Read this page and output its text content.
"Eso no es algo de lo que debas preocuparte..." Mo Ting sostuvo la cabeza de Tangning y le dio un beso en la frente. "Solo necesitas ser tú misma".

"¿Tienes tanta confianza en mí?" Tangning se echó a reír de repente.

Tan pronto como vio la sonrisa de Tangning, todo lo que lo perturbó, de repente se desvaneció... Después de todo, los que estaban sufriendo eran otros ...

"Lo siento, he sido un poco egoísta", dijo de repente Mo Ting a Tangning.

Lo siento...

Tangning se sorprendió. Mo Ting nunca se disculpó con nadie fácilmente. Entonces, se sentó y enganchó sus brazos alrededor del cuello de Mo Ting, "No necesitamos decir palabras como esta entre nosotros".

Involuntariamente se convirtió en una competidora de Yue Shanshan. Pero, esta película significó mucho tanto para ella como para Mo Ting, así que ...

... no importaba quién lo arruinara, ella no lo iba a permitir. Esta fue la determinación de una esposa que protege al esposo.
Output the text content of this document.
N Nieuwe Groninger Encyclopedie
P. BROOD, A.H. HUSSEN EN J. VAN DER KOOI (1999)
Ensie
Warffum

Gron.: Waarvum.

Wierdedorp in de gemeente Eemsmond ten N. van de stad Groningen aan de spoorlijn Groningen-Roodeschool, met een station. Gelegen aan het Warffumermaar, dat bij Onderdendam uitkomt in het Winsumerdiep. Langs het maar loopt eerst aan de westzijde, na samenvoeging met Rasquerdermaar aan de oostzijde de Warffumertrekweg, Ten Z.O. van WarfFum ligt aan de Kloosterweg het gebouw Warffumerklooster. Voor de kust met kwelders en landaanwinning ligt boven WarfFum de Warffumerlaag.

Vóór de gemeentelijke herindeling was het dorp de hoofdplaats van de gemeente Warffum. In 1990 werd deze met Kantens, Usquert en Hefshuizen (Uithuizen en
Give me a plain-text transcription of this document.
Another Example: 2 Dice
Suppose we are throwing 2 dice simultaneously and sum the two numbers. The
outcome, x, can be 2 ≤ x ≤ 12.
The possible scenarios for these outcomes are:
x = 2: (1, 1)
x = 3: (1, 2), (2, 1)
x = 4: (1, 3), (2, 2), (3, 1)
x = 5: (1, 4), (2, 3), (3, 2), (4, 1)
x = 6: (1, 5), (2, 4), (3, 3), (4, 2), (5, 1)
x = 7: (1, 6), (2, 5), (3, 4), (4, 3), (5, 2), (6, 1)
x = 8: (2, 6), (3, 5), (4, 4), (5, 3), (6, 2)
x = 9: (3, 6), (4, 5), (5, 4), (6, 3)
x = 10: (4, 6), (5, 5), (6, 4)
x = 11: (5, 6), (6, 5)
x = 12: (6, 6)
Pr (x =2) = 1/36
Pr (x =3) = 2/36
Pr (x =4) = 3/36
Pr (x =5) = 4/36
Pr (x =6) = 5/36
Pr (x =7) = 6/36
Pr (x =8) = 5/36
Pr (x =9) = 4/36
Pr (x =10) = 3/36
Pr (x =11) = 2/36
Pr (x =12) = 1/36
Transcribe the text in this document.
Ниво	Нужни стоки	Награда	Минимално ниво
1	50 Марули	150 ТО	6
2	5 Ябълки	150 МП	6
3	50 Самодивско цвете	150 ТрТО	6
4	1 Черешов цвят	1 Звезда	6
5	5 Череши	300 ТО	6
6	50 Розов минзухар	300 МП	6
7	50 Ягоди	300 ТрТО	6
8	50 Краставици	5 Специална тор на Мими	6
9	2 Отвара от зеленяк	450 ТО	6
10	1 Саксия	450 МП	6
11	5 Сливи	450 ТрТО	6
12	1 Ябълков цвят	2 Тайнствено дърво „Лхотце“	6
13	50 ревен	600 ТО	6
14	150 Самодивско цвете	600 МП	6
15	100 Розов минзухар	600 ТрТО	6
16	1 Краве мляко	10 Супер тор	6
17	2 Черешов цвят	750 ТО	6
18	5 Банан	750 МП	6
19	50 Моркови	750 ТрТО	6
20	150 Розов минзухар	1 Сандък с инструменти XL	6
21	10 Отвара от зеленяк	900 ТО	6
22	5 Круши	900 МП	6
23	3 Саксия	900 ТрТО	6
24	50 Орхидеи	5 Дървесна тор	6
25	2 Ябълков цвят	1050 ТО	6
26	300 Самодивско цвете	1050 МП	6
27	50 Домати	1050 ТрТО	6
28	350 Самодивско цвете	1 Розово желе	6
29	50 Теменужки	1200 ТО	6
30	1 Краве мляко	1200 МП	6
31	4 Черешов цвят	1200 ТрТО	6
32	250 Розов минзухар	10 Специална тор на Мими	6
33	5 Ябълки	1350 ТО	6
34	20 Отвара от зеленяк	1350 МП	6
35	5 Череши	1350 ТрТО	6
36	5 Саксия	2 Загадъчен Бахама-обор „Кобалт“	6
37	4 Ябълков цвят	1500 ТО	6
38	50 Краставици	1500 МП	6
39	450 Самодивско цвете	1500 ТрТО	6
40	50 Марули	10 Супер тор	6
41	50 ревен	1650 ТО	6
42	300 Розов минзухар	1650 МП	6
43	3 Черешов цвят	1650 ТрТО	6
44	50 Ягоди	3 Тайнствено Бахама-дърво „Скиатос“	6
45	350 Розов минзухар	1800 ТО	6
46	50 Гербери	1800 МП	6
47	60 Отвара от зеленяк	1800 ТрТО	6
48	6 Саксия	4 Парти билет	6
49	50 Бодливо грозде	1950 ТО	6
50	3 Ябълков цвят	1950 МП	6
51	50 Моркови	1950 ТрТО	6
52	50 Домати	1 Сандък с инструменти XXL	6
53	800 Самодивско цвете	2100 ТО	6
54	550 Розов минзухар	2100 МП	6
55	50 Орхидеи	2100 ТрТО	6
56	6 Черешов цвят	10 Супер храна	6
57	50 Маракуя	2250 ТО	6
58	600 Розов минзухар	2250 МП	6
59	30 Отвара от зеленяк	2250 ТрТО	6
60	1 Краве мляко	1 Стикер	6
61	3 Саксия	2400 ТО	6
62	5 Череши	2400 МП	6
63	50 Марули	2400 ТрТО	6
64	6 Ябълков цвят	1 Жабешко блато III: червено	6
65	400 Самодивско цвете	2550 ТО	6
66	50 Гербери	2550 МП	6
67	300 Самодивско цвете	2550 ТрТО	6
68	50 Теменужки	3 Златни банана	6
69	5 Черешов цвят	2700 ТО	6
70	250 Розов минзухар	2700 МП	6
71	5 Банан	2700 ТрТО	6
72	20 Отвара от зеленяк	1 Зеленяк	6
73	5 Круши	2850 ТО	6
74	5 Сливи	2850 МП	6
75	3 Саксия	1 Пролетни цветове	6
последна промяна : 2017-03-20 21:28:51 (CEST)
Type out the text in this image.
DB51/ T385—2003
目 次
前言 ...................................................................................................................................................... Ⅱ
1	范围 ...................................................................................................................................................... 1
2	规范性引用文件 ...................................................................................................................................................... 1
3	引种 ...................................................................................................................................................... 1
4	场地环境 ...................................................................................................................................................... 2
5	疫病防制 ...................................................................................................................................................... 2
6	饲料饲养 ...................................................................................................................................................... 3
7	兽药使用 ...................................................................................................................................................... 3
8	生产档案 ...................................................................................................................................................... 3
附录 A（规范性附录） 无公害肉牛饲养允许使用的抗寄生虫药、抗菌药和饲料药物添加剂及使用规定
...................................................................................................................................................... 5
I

· · · · ·

### Problem requirements:
Say how many lines in the records hold the string "document", and say nothing else.

### Task response:
3